● Goal of the exercise:
What follows is a listing; restate every line of it word for word.

---------- Extracted material

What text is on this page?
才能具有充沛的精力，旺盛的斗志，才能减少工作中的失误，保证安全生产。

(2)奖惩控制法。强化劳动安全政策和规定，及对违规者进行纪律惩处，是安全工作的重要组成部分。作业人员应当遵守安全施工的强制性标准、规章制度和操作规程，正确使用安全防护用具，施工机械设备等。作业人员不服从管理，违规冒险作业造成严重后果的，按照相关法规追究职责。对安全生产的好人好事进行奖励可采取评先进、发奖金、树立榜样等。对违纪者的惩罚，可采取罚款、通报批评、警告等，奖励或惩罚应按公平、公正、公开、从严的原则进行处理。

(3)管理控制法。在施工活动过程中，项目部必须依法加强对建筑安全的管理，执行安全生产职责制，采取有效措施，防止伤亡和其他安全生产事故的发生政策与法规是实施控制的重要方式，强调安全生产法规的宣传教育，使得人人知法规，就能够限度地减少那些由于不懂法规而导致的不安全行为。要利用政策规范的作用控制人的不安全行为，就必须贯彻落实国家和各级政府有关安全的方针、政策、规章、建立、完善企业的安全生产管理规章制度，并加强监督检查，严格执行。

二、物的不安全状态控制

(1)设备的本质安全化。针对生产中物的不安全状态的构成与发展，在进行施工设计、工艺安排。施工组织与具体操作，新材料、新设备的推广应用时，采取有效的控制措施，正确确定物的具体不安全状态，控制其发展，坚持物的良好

--------------------

● Result of this exercise:
What text is on this page?
才能具有充沛的精力，旺盛的斗志，才能减少工作中的失误，保证安全生产。

(2)奖惩控制法。强化劳动安全政策和规定，及对违规者进行纪律惩处，是安全工作的重要组成部分。作业人员应当遵守安全施工的强制性标准、规章制度和操作规程，正确使用安全防护用具，施工机械设备等。作业人员不服从管理，违规冒险作业造成严重后果的，按照相关法规追究职责。对安全生产的好人好事进行奖励可采取评先进、发奖金、树立榜样等。对违纪者的惩罚，可采取罚款、通报批评、警告等，奖励或惩罚应按公平、公正、公开、从严的原则进行处理。

(3)管理控制法。在施工活动过程中，项目部必须依法加强对建筑安全的管理，执行安全生产职责制，采取有效措施，防止伤亡和其他安全生产事故的发生政策与法规是实施控制的重要方式，强调安全生产法规的宣传教育，使得人人知法规，就能够限度地减少那些由于不懂法规而导致的不安全行为。要利用政策规范的作用控制人的不安全行为，就必须贯彻落实国家和各级政府有关安全的方针、政策、规章、建立、完善企业的安全生产管理规章制度，并加强监督检查，严格执行。

二、物的不安全状态控制

(1)设备的本质安全化。针对生产中物的不安全状态的构成与发展，在进行施工设计、工艺安排。施工组织与具体操作，新材料、新设备的推广应用时，采取有效的控制措施，正确确定物的具体不安全状态，控制其发展，坚持物的良好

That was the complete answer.